DIRECTIVE -> Repeat every record below exactly as it appears.

[Structured figure records]
__________________________________________________

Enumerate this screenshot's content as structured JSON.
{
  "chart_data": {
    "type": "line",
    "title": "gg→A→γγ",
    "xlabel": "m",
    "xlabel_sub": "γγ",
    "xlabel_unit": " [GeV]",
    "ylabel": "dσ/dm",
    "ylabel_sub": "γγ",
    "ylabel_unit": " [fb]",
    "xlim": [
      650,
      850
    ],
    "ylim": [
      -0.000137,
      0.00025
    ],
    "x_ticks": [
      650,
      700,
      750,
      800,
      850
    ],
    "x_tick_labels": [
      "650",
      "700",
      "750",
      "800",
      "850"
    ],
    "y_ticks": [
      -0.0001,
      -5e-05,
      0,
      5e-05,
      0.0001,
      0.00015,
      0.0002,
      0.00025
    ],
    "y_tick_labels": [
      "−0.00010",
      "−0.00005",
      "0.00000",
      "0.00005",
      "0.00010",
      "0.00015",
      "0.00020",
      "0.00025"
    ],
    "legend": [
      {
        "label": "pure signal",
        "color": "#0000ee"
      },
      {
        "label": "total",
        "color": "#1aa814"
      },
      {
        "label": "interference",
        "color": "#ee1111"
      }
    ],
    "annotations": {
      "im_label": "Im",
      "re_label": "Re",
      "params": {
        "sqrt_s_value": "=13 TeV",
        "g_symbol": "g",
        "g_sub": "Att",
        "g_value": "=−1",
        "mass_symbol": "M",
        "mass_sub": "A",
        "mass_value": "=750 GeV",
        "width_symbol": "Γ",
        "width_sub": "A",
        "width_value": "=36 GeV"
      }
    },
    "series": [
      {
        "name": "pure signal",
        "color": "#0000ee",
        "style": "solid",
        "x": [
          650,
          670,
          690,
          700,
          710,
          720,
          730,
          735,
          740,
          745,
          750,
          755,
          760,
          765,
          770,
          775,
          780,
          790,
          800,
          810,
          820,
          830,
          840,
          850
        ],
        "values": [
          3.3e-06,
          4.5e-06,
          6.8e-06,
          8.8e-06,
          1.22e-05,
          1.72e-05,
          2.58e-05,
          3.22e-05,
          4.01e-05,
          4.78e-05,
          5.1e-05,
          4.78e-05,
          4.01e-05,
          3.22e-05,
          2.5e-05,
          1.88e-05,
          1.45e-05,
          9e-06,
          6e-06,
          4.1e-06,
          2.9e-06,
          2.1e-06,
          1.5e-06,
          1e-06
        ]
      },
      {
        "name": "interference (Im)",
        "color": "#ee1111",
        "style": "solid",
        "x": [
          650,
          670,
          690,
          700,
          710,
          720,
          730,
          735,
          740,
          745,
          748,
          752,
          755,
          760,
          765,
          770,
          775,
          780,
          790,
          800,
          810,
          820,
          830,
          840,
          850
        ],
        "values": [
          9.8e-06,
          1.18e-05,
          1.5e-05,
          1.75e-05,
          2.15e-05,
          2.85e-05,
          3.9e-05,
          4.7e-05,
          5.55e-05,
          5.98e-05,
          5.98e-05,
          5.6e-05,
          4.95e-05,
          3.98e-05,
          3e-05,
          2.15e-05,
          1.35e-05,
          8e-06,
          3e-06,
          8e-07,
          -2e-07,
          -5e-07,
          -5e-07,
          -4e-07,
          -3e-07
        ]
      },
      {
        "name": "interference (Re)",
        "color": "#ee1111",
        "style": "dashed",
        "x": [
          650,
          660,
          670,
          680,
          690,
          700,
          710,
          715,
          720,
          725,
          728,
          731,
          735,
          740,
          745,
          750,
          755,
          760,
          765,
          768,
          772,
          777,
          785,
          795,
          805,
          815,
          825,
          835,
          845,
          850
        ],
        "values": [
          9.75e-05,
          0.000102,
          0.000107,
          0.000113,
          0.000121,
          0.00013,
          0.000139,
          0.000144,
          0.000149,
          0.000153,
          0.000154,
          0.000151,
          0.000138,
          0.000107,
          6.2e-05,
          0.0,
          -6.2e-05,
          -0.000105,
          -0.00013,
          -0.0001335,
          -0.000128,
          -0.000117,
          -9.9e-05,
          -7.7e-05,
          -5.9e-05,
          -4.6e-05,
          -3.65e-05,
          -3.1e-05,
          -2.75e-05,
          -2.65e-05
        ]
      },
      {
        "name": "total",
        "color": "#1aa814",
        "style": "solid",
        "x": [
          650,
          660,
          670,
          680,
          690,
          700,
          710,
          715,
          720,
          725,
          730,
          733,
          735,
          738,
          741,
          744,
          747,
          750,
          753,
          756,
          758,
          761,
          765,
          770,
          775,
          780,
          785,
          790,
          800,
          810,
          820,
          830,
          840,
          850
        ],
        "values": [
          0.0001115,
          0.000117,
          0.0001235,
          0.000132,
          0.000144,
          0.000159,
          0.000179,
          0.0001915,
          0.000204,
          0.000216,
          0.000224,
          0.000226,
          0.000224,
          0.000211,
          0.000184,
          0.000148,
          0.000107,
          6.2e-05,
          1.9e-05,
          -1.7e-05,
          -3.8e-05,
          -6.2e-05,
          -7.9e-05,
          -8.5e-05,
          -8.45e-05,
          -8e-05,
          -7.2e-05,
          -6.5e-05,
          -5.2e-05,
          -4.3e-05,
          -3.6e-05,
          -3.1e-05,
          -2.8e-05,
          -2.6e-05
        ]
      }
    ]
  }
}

__________________________________________________

PROBLEM SOLUTION ->
Enumerate this screenshot's content as structured JSON.
{
  "chart_data": {
    "type": "line",
    "title": "gg→A→γγ",
    "xlabel": "m",
    "xlabel_sub": "γγ",
    "xlabel_unit": " [GeV]",
    "ylabel": "dσ/dm",
    "ylabel_sub": "γγ",
    "ylabel_unit": " [fb]",
    "xlim": [
      650,
      850
    ],
    "ylim": [
      -0.000137,
      0.00025
    ],
    "x_ticks": [
      650,
      700,
      750,
      800,
      850
    ],
    "x_tick_labels": [
      "650",
      "700",
      "750",
      "800",
      "850"
    ],
    "y_ticks": [
      -0.0001,
      -5e-05,
      0,
      5e-05,
      0.0001,
      0.00015,
      0.0002,
      0.00025
    ],
    "y_tick_labels": [
      "−0.00010",
      "−0.00005",
      "0.00000",
      "0.00005",
      "0.00010",
      "0.00015",
      "0.00020",
      "0.00025"
    ],
    "legend": [
      {
        "label": "pure signal",
        "color": "#0000ee"
      },
      {
        "label": "total",
        "color": "#1aa814"
      },
      {
        "label": "interference",
        "color": "#ee1111"
      }
    ],
    "annotations": {
      "im_label": "Im",
      "re_label": "Re",
      "params": {
        "sqrt_s_value": "=13 TeV",
        "g_symbol": "g",
        "g_sub": "Att",
        "g_value": "=−1",
        "mass_symbol": "M",
        "mass_sub": "A",
        "mass_value": "=750 GeV",
        "width_symbol": "Γ",
        "width_sub": "A",
        "width_value": "=36 GeV"
      }
    },
    "series": [
      {
        "name": "pure signal",
        "color": "#0000ee",
        "style": "solid",
        "x": [
          650,
          670,
          690,
          700,
          710,
          720,
          730,
          735,
          740,
          745,
          750,
          755,
          760,
          765,
          770,
          775,
          780,
          790,
          800,
          810,
          820,
          830,
          840,
          850
        ],
        "values": [
          3.3e-06,
          4.5e-06,
          6.8e-06,
          8.8e-06,
          1.22e-05,
          1.72e-05,
          2.58e-05,
          3.22e-05,
          4.01e-05,
          4.78e-05,
          5.1e-05,
          4.78e-05,
          4.01e-05,
          3.22e-05,
          2.5e-05,
          1.88e-05,
          1.45e-05,
          9e-06,
          6e-06,
          4.1e-06,
          2.9e-06,
          2.1e-06,
          1.5e-06,
          1e-06
        ]
      },
      {
        "name": "interference (Im)",
        "color": "#ee1111",
        "style": "solid",
        "x": [
          650,
          670,
          690,
          700,
          710,
          720,
          730,
          735,
          740,
          745,
          748,
          752,
          755,
          760,
          765,
          770,
          775,
          780,
          790,
          800,
          810,
          820,
          830,
          840,
          850
        ],
        "values": [
          9.8e-06,
          1.18e-05,
          1.5e-05,
          1.75e-05,
          2.15e-05,
          2.85e-05,
          3.9e-05,
          4.7e-05,
          5.55e-05,
          5.98e-05,
          5.98e-05,
          5.6e-05,
          4.95e-05,
          3.98e-05,
          3e-05,
          2.15e-05,
          1.35e-05,
          8e-06,
          3e-06,
          8e-07,
          -2e-07,
          -5e-07,
          -5e-07,
          -4e-07,
          -3e-07
        ]
      },
      {
        "name": "interference (Re)",
        "color": "#ee1111",
        "style": "dashed",
        "x": [
          650,
          660,
          670,
          680,
          690,
          700,
          710,
          715,
          720,
          725,
          728,
          731,
          735,
          740,
          745,
          750,
          755,
          760,
          765,
          768,
          772,
          777,
          785,
          795,
          805,
          815,
          825,
          835,
          845,
          850
        ],
        "values": [
          9.75e-05,
          0.000102,
          0.000107,
          0.000113,
          0.000121,
          0.00013,
          0.000139,
          0.000144,
          0.000149,
          0.000153,
          0.000154,
          0.000151,
          0.000138,
          0.000107,
          6.2e-05,
          0.0,
          -6.2e-05,
          -0.000105,
          -0.00013,
          -0.0001335,
          -0.000128,
          -0.000117,
          -9.9e-05,
          -7.7e-05,
          -5.9e-05,
          -4.6e-05,
          -3.65e-05,
          -3.1e-05,
          -2.75e-05,
          -2.65e-05
        ]
      },
      {
        "name": "total",
        "color": "#1aa814",
        "style": "solid",
        "x": [
          650,
          660,
          670,
          680,
          690,
          700,
          710,
          715,
          720,
          725,
          730,
          733,
          735,
          738,
          741,
          744,
          747,
          750,
          753,
          756,
          758,
          761,
          765,
          770,
          775,
          780,
          785,
          790,
          800,
          810,
          820,
          830,
          840,
          850
        ],
        "values": [
          0.0001115,
          0.000117,
          0.0001235,
          0.000132,
          0.000144,
          0.000159,
          0.000179,
          0.0001915,
          0.000204,
          0.000216,
          0.000224,
          0.000226,
          0.000224,
          0.000211,
          0.000184,
          0.000148,
          0.000107,
          6.2e-05,
          1.9e-05,
          -1.7e-05,
          -3.8e-05,
          -6.2e-05,
          -7.9e-05,
          -8.5e-05,
          -8.45e-05,
          -8e-05,
          -7.2e-05,
          -6.5e-05,
          -5.2e-05,
          -4.3e-05,
          -3.6e-05,
          -3.1e-05,
          -2.8e-05,
          -2.6e-05
        ]
      }
    ]
  }
}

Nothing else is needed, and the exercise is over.